— Start LISTING —

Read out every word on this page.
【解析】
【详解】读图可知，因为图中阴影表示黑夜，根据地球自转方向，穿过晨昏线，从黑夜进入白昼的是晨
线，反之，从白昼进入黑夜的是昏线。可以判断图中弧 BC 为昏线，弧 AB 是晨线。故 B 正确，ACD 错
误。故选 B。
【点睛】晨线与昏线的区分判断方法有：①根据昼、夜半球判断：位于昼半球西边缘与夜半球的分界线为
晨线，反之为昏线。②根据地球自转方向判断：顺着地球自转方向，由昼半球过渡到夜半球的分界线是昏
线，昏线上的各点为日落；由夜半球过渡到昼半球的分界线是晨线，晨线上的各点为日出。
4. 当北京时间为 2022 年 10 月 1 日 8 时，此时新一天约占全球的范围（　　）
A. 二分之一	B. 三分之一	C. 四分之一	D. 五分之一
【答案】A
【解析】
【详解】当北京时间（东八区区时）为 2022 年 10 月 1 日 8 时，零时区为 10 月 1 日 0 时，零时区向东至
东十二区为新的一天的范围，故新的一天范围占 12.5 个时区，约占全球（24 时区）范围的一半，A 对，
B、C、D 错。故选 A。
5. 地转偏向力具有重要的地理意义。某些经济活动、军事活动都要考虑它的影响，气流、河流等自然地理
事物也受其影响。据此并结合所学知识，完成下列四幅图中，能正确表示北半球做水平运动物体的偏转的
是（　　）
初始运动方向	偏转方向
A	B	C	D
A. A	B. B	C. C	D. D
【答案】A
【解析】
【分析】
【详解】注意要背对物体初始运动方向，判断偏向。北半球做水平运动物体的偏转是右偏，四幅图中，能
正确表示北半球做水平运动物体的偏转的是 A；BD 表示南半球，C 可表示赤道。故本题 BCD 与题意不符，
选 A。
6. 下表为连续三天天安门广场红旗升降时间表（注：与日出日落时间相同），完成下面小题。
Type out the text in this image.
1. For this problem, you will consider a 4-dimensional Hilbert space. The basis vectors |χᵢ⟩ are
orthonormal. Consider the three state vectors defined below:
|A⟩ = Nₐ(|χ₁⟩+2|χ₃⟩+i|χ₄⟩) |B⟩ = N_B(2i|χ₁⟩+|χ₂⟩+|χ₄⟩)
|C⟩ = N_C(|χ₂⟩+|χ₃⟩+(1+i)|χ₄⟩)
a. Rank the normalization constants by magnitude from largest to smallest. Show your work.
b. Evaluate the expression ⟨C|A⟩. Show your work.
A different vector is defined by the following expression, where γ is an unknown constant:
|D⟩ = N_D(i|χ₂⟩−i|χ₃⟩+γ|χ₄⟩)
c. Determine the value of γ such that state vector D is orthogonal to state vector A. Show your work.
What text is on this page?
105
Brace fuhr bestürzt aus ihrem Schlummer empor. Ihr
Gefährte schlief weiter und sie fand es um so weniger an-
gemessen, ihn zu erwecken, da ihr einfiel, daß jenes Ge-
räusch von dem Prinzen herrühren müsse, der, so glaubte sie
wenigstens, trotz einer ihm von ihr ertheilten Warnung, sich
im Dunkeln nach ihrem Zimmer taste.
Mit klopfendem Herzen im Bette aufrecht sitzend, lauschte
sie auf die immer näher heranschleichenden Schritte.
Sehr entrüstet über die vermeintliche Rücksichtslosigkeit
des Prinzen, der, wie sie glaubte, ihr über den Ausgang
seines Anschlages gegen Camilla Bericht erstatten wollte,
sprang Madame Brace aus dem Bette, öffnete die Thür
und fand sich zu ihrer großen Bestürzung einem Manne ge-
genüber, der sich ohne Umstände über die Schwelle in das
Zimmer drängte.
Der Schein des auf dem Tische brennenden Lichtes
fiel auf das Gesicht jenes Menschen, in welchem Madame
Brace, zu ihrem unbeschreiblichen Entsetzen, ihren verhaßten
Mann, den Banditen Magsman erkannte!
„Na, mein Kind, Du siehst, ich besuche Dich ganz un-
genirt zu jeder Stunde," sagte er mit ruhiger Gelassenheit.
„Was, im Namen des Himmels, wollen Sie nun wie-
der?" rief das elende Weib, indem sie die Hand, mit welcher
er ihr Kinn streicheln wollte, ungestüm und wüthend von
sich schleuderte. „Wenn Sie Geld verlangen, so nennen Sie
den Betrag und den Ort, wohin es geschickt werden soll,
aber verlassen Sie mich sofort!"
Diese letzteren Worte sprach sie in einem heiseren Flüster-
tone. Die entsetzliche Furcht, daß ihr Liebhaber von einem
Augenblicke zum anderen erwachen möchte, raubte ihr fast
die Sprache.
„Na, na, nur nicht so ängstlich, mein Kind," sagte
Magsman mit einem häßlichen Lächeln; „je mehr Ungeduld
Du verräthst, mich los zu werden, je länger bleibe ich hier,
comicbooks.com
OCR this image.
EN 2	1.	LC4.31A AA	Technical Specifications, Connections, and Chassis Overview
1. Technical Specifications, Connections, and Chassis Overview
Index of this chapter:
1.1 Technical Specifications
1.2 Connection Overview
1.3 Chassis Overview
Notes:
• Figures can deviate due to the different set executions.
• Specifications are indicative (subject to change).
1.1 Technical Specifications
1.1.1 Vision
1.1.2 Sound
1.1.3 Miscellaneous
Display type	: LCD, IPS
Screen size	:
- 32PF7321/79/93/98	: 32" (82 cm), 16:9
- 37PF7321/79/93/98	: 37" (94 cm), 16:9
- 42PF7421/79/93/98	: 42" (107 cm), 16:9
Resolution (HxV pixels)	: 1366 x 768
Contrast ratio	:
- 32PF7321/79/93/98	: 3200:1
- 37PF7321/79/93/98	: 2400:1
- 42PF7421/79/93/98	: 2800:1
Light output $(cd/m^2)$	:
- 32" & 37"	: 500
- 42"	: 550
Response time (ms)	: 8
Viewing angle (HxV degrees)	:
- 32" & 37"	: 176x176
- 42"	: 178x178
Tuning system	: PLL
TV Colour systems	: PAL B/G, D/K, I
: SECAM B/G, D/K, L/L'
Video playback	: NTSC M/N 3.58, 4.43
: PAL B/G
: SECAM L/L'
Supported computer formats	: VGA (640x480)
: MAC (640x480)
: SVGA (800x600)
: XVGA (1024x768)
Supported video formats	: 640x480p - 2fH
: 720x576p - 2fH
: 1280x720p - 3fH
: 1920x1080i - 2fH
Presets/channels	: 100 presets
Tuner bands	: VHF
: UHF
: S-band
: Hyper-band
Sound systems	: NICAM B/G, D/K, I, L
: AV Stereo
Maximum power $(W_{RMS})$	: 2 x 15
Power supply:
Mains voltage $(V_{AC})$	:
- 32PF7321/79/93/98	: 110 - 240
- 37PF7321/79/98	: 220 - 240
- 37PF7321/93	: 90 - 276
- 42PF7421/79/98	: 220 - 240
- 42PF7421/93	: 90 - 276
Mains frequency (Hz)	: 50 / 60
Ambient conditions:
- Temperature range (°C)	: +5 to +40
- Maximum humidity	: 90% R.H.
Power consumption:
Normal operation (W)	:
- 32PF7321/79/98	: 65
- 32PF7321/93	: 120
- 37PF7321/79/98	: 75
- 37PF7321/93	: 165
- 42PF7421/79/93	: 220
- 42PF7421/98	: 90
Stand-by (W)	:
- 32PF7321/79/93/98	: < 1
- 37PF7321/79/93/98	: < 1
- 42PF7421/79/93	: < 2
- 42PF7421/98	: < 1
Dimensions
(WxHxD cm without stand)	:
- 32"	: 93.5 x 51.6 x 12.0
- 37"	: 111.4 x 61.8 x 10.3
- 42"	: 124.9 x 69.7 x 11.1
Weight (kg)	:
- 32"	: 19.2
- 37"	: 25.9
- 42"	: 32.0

— End LISTING —

THE TASK:
Output all of the data again. Match it exactly.

EXERCISE RESULT:
Read out every word on this page.
【解析】
【详解】读图可知，因为图中阴影表示黑夜，根据地球自转方向，穿过晨昏线，从黑夜进入白昼的是晨
线，反之，从白昼进入黑夜的是昏线。可以判断图中弧 BC 为昏线，弧 AB 是晨线。故 B 正确，ACD 错
误。故选 B。
【点睛】晨线与昏线的区分判断方法有：①根据昼、夜半球判断：位于昼半球西边缘与夜半球的分界线为
晨线，反之为昏线。②根据地球自转方向判断：顺着地球自转方向，由昼半球过渡到夜半球的分界线是昏
线，昏线上的各点为日落；由夜半球过渡到昼半球的分界线是晨线，晨线上的各点为日出。
4. 当北京时间为 2022 年 10 月 1 日 8 时，此时新一天约占全球的范围（　　）
A. 二分之一	B. 三分之一	C. 四分之一	D. 五分之一
【答案】A
【解析】
【详解】当北京时间（东八区区时）为 2022 年 10 月 1 日 8 时，零时区为 10 月 1 日 0 时，零时区向东至
东十二区为新的一天的范围，故新的一天范围占 12.5 个时区，约占全球（24 时区）范围的一半，A 对，
B、C、D 错。故选 A。
5. 地转偏向力具有重要的地理意义。某些经济活动、军事活动都要考虑它的影响，气流、河流等自然地理
事物也受其影响。据此并结合所学知识，完成下列四幅图中，能正确表示北半球做水平运动物体的偏转的
是（　　）
初始运动方向	偏转方向
A	B	C	D
A. A	B. B	C. C	D. D
【答案】A
【解析】
【分析】
【详解】注意要背对物体初始运动方向，判断偏向。北半球做水平运动物体的偏转是右偏，四幅图中，能
正确表示北半球做水平运动物体的偏转的是 A；BD 表示南半球，C 可表示赤道。故本题 BCD 与题意不符，
选 A。
6. 下表为连续三天天安门广场红旗升降时间表（注：与日出日落时间相同），完成下面小题。
Type out the text in this image.
1. For this problem, you will consider a 4-dimensional Hilbert space. The basis vectors |χᵢ⟩ are
orthonormal. Consider the three state vectors defined below:
|A⟩ = Nₐ(|χ₁⟩+2|χ₃⟩+i|χ₄⟩) |B⟩ = N_B(2i|χ₁⟩+|χ₂⟩+|χ₄⟩)
|C⟩ = N_C(|χ₂⟩+|χ₃⟩+(1+i)|χ₄⟩)
a. Rank the normalization constants by magnitude from largest to smallest. Show your work.
b. Evaluate the expression ⟨C|A⟩. Show your work.
A different vector is defined by the following expression, where γ is an unknown constant:
|D⟩ = N_D(i|χ₂⟩−i|χ₃⟩+γ|χ₄⟩)
c. Determine the value of γ such that state vector D is orthogonal to state vector A. Show your work.
What text is on this page?
105
Brace fuhr bestürzt aus ihrem Schlummer empor. Ihr
Gefährte schlief weiter und sie fand es um so weniger an-
gemessen, ihn zu erwecken, da ihr einfiel, daß jenes Ge-
räusch von dem Prinzen herrühren müsse, der, so glaubte sie
wenigstens, trotz einer ihm von ihr ertheilten Warnung, sich
im Dunkeln nach ihrem Zimmer taste.
Mit klopfendem Herzen im Bette aufrecht sitzend, lauschte
sie auf die immer näher heranschleichenden Schritte.
Sehr entrüstet über die vermeintliche Rücksichtslosigkeit
des Prinzen, der, wie sie glaubte, ihr über den Ausgang
seines Anschlages gegen Camilla Bericht erstatten wollte,
sprang Madame Brace aus dem Bette, öffnete die Thür
und fand sich zu ihrer großen Bestürzung einem Manne ge-
genüber, der sich ohne Umstände über die Schwelle in das
Zimmer drängte.
Der Schein des auf dem Tische brennenden Lichtes
fiel auf das Gesicht jenes Menschen, in welchem Madame
Brace, zu ihrem unbeschreiblichen Entsetzen, ihren verhaßten
Mann, den Banditen Magsman erkannte!
„Na, mein Kind, Du siehst, ich besuche Dich ganz un-
genirt zu jeder Stunde," sagte er mit ruhiger Gelassenheit.
„Was, im Namen des Himmels, wollen Sie nun wie-
der?" rief das elende Weib, indem sie die Hand, mit welcher
er ihr Kinn streicheln wollte, ungestüm und wüthend von
sich schleuderte. „Wenn Sie Geld verlangen, so nennen Sie
den Betrag und den Ort, wohin es geschickt werden soll,
aber verlassen Sie mich sofort!"
Diese letzteren Worte sprach sie in einem heiseren Flüster-
tone. Die entsetzliche Furcht, daß ihr Liebhaber von einem
Augenblicke zum anderen erwachen möchte, raubte ihr fast
die Sprache.
„Na, na, nur nicht so ängstlich, mein Kind," sagte
Magsman mit einem häßlichen Lächeln; „je mehr Ungeduld
Du verräthst, mich los zu werden, je länger bleibe ich hier,
comicbooks.com
OCR this image.
EN 2	1.	LC4.31A AA	Technical Specifications, Connections, and Chassis Overview
1. Technical Specifications, Connections, and Chassis Overview
Index of this chapter:
1.1 Technical Specifications
1.2 Connection Overview
1.3 Chassis Overview
Notes:
• Figures can deviate due to the different set executions.
• Specifications are indicative (subject to change).
1.1 Technical Specifications
1.1.1 Vision
1.1.2 Sound
1.1.3 Miscellaneous
Display type	: LCD, IPS
Screen size	:
- 32PF7321/79/93/98	: 32" (82 cm), 16:9
- 37PF7321/79/93/98	: 37" (94 cm), 16:9
- 42PF7421/79/93/98	: 42" (107 cm), 16:9
Resolution (HxV pixels)	: 1366 x 768
Contrast ratio	:
- 32PF7321/79/93/98	: 3200:1
- 37PF7321/79/93/98	: 2400:1
- 42PF7421/79/93/98	: 2800:1
Light output $(cd/m^2)$	:
- 32" & 37"	: 500
- 42"	: 550
Response time (ms)	: 8
Viewing angle (HxV degrees)	:
- 32" & 37"	: 176x176
- 42"	: 178x178
Tuning system	: PLL
TV Colour systems	: PAL B/G, D/K, I
: SECAM B/G, D/K, L/L'
Video playback	: NTSC M/N 3.58, 4.43
: PAL B/G
: SECAM L/L'
Supported computer formats	: VGA (640x480)
: MAC (640x480)
: SVGA (800x600)
: XVGA (1024x768)
Supported video formats	: 640x480p - 2fH
: 720x576p - 2fH
: 1280x720p - 3fH
: 1920x1080i - 2fH
Presets/channels	: 100 presets
Tuner bands	: VHF
: UHF
: S-band
: Hyper-band
Sound systems	: NICAM B/G, D/K, I, L
: AV Stereo
Maximum power $(W_{RMS})$	: 2 x 15
Power supply:
Mains voltage $(V_{AC})$	:
- 32PF7321/79/93/98	: 110 - 240
- 37PF7321/79/98	: 220 - 240
- 37PF7321/93	: 90 - 276
- 42PF7421/79/98	: 220 - 240
- 42PF7421/93	: 90 - 276
Mains frequency (Hz)	: 50 / 60
Ambient conditions:
- Temperature range (°C)	: +5 to +40
- Maximum humidity	: 90% R.H.
Power consumption:
Normal operation (W)	:
- 32PF7321/79/98	: 65
- 32PF7321/93	: 120
- 37PF7321/79/98	: 75
- 37PF7321/93	: 165
- 42PF7421/79/93	: 220
- 42PF7421/98	: 90
Stand-by (W)	:
- 32PF7321/79/93/98	: < 1
- 37PF7321/79/93/98	: < 1
- 42PF7421/79/93	: < 2
- 42PF7421/98	: < 1
Dimensions
(WxHxD cm without stand)	:
- 32"	: 93.5 x 51.6 x 12.0
- 37"	: 111.4 x 61.8 x 10.3
- 42"	: 124.9 x 69.7 x 11.1
Weight (kg)	:
- 32"	: 19.2
- 37"	: 25.9
- 42"	: 32.0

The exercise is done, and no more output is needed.